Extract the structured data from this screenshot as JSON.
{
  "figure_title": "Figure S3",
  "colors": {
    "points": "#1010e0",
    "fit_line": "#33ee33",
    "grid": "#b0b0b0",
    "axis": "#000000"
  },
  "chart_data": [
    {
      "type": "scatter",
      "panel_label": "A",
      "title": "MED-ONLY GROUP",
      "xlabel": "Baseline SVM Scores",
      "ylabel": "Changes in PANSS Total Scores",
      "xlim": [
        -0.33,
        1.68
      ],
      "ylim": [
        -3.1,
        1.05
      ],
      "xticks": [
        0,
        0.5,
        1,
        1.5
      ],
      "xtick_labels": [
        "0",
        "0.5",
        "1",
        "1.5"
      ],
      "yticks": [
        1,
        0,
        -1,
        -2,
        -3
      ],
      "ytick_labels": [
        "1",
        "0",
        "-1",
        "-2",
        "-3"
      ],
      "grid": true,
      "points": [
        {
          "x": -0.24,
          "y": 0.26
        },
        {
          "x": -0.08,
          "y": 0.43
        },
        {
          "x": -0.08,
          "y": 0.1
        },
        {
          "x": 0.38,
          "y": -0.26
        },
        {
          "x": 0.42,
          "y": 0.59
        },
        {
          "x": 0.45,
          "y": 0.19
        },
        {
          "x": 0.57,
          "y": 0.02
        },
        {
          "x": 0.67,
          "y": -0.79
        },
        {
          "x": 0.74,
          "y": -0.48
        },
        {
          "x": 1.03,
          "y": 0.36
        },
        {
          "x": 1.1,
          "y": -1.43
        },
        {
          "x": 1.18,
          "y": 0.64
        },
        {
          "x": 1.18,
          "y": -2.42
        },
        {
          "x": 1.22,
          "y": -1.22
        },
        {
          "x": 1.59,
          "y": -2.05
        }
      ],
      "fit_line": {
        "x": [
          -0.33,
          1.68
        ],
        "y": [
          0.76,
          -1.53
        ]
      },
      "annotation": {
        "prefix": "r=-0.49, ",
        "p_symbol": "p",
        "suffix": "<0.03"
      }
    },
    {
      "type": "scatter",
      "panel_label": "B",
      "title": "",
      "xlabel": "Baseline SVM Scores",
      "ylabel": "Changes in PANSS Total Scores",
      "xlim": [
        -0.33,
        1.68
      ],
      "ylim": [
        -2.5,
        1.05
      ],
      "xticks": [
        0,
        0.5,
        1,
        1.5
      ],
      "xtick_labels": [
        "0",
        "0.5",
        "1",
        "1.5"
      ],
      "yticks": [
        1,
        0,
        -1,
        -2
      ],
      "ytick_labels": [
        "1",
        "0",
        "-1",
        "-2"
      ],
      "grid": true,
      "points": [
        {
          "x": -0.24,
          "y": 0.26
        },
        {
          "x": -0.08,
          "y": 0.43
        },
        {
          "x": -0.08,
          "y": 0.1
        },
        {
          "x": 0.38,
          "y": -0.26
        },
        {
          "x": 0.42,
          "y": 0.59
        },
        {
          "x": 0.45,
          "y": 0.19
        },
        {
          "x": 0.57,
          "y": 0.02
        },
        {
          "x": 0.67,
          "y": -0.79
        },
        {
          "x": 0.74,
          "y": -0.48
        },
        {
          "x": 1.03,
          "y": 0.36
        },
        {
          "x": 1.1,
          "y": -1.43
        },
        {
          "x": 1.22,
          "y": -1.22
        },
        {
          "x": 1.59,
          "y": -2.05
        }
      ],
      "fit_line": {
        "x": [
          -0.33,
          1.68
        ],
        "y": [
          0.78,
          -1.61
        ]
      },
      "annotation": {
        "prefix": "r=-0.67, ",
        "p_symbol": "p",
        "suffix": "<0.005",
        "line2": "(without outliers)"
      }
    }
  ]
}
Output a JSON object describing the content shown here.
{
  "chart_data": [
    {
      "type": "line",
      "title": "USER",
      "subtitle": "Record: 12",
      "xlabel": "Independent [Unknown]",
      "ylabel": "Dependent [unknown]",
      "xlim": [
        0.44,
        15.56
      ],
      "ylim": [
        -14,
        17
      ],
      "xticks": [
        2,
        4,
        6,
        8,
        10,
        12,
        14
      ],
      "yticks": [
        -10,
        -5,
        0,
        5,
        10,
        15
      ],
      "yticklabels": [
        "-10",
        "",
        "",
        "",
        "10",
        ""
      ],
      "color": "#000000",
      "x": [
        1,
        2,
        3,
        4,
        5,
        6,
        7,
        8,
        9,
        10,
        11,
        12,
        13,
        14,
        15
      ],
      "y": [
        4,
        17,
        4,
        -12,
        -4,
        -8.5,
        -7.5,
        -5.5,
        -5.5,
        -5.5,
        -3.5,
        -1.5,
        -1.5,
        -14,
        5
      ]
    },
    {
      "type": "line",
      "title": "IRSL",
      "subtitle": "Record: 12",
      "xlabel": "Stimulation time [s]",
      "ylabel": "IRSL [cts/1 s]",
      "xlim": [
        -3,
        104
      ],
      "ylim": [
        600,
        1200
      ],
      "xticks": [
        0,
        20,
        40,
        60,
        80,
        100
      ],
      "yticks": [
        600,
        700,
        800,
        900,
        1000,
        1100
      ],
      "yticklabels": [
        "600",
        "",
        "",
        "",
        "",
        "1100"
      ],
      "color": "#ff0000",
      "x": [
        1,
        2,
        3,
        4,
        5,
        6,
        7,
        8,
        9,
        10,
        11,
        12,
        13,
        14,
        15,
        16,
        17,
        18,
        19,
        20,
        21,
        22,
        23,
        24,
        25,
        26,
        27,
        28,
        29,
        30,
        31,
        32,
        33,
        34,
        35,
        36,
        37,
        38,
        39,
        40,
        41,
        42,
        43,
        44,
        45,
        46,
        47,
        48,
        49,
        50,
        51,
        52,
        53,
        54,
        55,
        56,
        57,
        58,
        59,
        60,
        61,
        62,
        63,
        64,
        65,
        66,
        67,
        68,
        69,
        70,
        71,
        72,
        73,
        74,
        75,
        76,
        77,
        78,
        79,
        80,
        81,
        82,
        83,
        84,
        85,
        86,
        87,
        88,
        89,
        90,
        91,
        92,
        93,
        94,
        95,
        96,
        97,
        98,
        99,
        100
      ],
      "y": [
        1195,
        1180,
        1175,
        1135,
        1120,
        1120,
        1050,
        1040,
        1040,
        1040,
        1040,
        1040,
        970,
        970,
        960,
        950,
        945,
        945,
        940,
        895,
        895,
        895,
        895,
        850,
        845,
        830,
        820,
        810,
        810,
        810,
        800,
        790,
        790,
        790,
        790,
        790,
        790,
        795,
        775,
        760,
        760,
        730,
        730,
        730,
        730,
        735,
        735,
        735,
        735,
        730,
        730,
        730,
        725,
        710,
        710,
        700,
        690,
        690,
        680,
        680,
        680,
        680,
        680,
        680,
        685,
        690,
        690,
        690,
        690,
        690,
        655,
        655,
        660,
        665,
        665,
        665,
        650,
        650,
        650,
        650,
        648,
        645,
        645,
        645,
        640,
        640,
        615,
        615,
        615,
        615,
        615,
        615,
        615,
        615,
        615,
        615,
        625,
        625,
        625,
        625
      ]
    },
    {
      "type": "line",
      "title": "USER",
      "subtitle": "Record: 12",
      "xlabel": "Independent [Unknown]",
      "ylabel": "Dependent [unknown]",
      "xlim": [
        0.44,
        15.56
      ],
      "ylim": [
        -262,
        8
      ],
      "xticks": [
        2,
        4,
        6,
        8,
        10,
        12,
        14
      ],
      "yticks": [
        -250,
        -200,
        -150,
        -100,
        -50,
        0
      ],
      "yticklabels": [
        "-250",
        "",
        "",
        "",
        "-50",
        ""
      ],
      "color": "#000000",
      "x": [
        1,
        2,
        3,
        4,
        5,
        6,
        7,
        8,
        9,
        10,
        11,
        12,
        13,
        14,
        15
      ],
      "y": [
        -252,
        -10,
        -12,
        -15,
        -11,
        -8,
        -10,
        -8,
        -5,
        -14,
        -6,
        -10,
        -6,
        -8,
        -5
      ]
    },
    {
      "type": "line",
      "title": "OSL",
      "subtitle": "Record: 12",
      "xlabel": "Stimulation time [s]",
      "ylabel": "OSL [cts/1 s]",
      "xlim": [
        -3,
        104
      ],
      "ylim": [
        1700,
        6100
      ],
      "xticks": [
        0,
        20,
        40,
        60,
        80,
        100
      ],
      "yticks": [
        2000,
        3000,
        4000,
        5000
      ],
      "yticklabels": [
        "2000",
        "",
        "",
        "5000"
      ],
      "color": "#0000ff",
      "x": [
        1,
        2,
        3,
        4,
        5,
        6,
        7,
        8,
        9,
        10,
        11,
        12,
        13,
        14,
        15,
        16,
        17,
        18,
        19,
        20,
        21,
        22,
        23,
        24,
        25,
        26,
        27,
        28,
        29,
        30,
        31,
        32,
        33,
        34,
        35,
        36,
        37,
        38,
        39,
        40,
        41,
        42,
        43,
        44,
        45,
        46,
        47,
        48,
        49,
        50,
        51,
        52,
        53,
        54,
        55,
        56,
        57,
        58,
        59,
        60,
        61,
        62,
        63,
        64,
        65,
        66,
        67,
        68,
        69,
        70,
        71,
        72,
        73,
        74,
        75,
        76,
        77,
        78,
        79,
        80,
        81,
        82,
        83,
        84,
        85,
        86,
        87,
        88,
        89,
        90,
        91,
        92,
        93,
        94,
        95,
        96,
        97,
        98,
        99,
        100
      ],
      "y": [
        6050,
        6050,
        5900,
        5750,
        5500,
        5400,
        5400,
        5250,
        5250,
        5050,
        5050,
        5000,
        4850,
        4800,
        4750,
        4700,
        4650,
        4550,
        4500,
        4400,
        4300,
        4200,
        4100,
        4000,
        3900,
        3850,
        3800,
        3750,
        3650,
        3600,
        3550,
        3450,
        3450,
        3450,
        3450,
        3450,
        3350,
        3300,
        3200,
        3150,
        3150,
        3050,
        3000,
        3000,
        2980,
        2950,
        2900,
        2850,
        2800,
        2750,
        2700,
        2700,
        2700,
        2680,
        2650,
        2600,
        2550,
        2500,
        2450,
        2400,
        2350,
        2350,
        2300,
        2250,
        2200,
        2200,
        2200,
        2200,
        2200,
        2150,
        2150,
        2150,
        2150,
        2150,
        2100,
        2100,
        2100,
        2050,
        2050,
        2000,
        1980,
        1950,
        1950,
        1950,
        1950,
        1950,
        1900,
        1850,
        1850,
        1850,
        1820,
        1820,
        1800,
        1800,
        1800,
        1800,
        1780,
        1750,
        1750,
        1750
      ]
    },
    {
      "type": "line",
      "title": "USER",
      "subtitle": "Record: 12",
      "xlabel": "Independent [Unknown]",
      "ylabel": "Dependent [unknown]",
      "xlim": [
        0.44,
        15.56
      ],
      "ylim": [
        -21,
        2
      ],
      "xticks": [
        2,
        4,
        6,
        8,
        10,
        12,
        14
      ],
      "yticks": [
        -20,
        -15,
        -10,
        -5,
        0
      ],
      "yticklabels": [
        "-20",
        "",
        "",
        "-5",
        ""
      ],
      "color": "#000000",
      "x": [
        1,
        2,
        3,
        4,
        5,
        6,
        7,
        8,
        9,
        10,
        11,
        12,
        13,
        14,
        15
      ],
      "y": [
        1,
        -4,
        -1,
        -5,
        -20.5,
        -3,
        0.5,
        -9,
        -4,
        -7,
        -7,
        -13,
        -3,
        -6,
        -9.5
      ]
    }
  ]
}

TO BE DONE – Give the number of lines in the records that contain the string "JSON", with no other output.

RESULT BELOW – 2